▸ RECORDS PROVIDED:
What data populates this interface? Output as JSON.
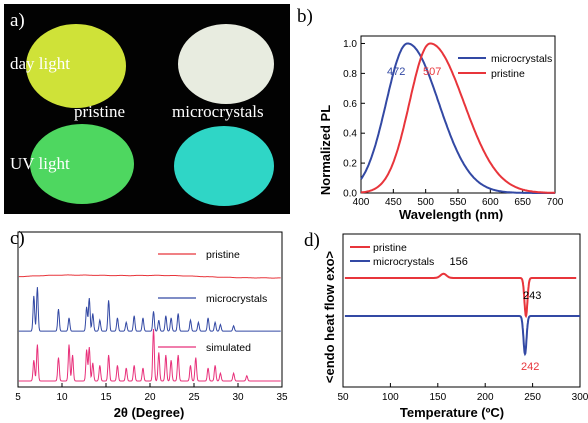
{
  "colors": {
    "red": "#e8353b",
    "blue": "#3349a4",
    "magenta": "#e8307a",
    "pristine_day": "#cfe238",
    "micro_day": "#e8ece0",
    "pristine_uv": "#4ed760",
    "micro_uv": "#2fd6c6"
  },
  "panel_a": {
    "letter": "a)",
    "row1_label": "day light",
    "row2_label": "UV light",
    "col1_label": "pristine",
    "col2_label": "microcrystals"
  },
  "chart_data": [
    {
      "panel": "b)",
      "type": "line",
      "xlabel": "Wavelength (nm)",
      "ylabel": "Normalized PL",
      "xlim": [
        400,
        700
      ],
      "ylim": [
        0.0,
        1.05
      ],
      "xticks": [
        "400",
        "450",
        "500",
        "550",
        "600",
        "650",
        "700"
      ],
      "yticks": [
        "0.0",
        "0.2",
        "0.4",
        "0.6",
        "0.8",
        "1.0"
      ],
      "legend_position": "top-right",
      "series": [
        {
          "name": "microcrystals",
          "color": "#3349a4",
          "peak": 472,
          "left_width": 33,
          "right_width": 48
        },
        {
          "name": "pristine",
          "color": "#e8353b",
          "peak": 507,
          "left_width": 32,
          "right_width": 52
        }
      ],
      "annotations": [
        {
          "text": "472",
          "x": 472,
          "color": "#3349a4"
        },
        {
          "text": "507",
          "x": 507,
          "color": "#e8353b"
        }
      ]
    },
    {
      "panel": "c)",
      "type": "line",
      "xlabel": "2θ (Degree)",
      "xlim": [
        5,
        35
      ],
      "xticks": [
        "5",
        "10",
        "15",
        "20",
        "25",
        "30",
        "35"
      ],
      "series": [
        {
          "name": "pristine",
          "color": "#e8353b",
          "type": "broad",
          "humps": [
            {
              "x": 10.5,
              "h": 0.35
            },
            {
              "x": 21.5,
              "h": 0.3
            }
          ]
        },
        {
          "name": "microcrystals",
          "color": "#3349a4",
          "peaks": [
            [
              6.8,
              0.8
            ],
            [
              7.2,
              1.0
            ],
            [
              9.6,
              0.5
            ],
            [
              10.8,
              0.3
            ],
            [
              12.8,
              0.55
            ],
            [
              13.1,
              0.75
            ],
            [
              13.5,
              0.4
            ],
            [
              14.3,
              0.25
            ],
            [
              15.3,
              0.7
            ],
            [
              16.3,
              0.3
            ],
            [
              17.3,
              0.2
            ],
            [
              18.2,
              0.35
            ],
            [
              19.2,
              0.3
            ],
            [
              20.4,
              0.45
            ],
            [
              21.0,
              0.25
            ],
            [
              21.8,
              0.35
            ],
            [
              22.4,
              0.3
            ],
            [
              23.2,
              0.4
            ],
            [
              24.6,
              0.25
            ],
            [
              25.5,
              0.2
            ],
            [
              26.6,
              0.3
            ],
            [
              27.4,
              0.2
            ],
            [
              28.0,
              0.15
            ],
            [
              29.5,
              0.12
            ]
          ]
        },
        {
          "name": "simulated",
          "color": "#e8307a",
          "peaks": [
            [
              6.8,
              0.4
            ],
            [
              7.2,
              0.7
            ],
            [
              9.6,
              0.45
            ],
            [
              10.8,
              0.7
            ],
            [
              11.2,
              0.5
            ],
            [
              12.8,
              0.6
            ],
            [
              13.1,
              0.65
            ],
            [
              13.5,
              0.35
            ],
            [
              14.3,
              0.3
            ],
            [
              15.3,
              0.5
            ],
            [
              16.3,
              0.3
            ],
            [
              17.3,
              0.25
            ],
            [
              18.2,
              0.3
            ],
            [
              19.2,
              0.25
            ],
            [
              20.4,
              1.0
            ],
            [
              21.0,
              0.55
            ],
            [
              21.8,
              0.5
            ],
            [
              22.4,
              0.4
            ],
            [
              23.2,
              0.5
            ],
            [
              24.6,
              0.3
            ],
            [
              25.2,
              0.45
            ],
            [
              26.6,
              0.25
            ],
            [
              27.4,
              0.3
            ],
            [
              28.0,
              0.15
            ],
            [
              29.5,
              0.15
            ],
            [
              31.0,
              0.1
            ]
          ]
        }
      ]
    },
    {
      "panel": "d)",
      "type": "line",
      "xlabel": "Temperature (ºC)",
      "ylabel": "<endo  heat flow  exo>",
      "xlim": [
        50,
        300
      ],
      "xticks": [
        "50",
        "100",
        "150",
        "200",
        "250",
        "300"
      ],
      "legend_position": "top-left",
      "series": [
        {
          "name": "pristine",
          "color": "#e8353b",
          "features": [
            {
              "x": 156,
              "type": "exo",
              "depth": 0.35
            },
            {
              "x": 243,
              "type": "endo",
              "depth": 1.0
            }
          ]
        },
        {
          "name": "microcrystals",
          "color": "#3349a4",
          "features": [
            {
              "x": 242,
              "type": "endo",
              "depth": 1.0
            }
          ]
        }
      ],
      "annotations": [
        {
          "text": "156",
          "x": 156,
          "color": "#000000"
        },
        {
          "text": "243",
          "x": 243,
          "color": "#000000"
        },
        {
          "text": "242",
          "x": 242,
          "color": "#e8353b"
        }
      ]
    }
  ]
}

▸ WHAT IS BEING ASKED: Reproduce all of the entries word for word, skipping any pictures they hold.

▸ ANSWER FOR THIS EXERCISE:
What data populates this interface? Output as JSON.
{
  "colors": {
    "red": "#e8353b",
    "blue": "#3349a4",
    "magenta": "#e8307a",
    "pristine_day": "#cfe238",
    "micro_day": "#e8ece0",
    "pristine_uv": "#4ed760",
    "micro_uv": "#2fd6c6"
  },
  "panel_a": {
    "letter": "a)",
    "row1_label": "day light",
    "row2_label": "UV light",
    "col1_label": "pristine",
    "col2_label": "microcrystals"
  },
  "chart_data": [
    {
      "panel": "b)",
      "type": "line",
      "xlabel": "Wavelength (nm)",
      "ylabel": "Normalized PL",
      "xlim": [
        400,
        700
      ],
      "ylim": [
        0.0,
        1.05
      ],
      "xticks": [
        "400",
        "450",
        "500",
        "550",
        "600",
        "650",
        "700"
      ],
      "yticks": [
        "0.0",
        "0.2",
        "0.4",
        "0.6",
        "0.8",
        "1.0"
      ],
      "legend_position": "top-right",
      "series": [
        {
          "name": "microcrystals",
          "color": "#3349a4",
          "peak": 472,
          "left_width": 33,
          "right_width": 48
        },
        {
          "name": "pristine",
          "color": "#e8353b",
          "peak": 507,
          "left_width": 32,
          "right_width": 52
        }
      ],
      "annotations": [
        {
          "text": "472",
          "x": 472,
          "color": "#3349a4"
        },
        {
          "text": "507",
          "x": 507,
          "color": "#e8353b"
        }
      ]
    },
    {
      "panel": "c)",
      "type": "line",
      "xlabel": "2θ (Degree)",
      "xlim": [
        5,
        35
      ],
      "xticks": [
        "5",
        "10",
        "15",
        "20",
        "25",
        "30",
        "35"
      ],
      "series": [
        {
          "name": "pristine",
          "color": "#e8353b",
          "type": "broad",
          "humps": [
            {
              "x": 10.5,
              "h": 0.35
            },
            {
              "x": 21.5,
              "h": 0.3
            }
          ]
        },
        {
          "name": "microcrystals",
          "color": "#3349a4",
          "peaks": [
            [
              6.8,
              0.8
            ],
            [
              7.2,
              1.0
            ],
            [
              9.6,
              0.5
            ],
            [
              10.8,
              0.3
            ],
            [
              12.8,
              0.55
            ],
            [
              13.1,
              0.75
            ],
            [
              13.5,
              0.4
            ],
            [
              14.3,
              0.25
            ],
            [
              15.3,
              0.7
            ],
            [
              16.3,
              0.3
            ],
            [
              17.3,
              0.2
            ],
            [
              18.2,
              0.35
            ],
            [
              19.2,
              0.3
            ],
            [
              20.4,
              0.45
            ],
            [
              21.0,
              0.25
            ],
            [
              21.8,
              0.35
            ],
            [
              22.4,
              0.3
            ],
            [
              23.2,
              0.4
            ],
            [
              24.6,
              0.25
            ],
            [
              25.5,
              0.2
            ],
            [
              26.6,
              0.3
            ],
            [
              27.4,
              0.2
            ],
            [
              28.0,
              0.15
            ],
            [
              29.5,
              0.12
            ]
          ]
        },
        {
          "name": "simulated",
          "color": "#e8307a",
          "peaks": [
            [
              6.8,
              0.4
            ],
            [
              7.2,
              0.7
            ],
            [
              9.6,
              0.45
            ],
            [
              10.8,
              0.7
            ],
            [
              11.2,
              0.5
            ],
            [
              12.8,
              0.6
            ],
            [
              13.1,
              0.65
            ],
            [
              13.5,
              0.35
            ],
            [
              14.3,
              0.3
            ],
            [
              15.3,
              0.5
            ],
            [
              16.3,
              0.3
            ],
            [
              17.3,
              0.25
            ],
            [
              18.2,
              0.3
            ],
            [
              19.2,
              0.25
            ],
            [
              20.4,
              1.0
            ],
            [
              21.0,
              0.55
            ],
            [
              21.8,
              0.5
            ],
            [
              22.4,
              0.4
            ],
            [
              23.2,
              0.5
            ],
            [
              24.6,
              0.3
            ],
            [
              25.2,
              0.45
            ],
            [
              26.6,
              0.25
            ],
            [
              27.4,
              0.3
            ],
            [
              28.0,
              0.15
            ],
            [
              29.5,
              0.15
            ],
            [
              31.0,
              0.1
            ]
          ]
        }
      ]
    },
    {
      "panel": "d)",
      "type": "line",
      "xlabel": "Temperature (ºC)",
      "ylabel": "<endo  heat flow  exo>",
      "xlim": [
        50,
        300
      ],
      "xticks": [
        "50",
        "100",
        "150",
        "200",
        "250",
        "300"
      ],
      "legend_position": "top-left",
      "series": [
        {
          "name": "pristine",
          "color": "#e8353b",
          "features": [
            {
              "x": 156,
              "type": "exo",
              "depth": 0.35
            },
            {
              "x": 243,
              "type": "endo",
              "depth": 1.0
            }
          ]
        },
        {
          "name": "microcrystals",
          "color": "#3349a4",
          "features": [
            {
              "x": 242,
              "type": "endo",
              "depth": 1.0
            }
          ]
        }
      ],
      "annotations": [
        {
          "text": "156",
          "x": 156,
          "color": "#000000"
        },
        {
          "text": "243",
          "x": 243,
          "color": "#000000"
        },
        {
          "text": "242",
          "x": 242,
          "color": "#e8353b"
        }
      ]
    }
  ]
}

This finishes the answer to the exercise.